## Short problem
Present the records as a Markdown table with the columns Row and Line, running from the first line through the line containing "series-line-1 [247, 509, 864, 1783]", both included. Give one row number and one line per row, and leave out any blank lines.

## Stored rows
---
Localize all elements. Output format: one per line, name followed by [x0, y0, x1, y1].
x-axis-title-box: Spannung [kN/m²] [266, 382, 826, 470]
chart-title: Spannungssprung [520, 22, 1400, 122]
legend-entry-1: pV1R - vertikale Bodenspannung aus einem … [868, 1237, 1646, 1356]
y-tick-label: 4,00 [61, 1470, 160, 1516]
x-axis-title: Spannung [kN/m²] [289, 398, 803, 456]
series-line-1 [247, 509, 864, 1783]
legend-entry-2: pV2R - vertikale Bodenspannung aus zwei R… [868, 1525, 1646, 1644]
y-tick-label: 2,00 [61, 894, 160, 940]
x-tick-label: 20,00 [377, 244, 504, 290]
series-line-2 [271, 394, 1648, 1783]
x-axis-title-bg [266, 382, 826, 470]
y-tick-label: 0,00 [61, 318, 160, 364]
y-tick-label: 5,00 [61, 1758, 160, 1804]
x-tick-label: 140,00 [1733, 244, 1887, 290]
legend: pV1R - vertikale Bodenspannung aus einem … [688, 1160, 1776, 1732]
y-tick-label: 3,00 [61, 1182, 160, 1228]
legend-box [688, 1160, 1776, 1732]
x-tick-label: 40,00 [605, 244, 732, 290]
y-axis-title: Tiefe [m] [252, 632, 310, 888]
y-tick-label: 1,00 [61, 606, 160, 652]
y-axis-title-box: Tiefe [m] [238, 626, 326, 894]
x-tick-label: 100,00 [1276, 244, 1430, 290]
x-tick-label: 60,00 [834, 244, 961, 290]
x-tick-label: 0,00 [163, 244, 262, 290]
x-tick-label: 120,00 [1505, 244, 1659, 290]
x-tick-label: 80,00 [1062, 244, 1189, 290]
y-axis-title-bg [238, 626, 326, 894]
---
## Complete answer
| Row | Line |
|---|---|
| 1 | Localize all elements. Output format: one per line, name followed by [x0, y0, x1, y1]. |
| 2 | x-axis-title-box: Spannung [kN/m²] [266, 382, 826, 470] |
| 3 | chart-title: Spannungssprung [520, 22, 1400, 122] |
| 4 | legend-entry-1: pV1R - vertikale Bodenspannung aus einem … [868, 1237, 1646, 1356] |
| 5 | y-tick-label: 4,00 [61, 1470, 160, 1516] |
| 6 | x-axis-title: Spannung [kN/m²] [289, 398, 803, 456] |
| 7 | series-line-1 [247, 509, 864, 1783] |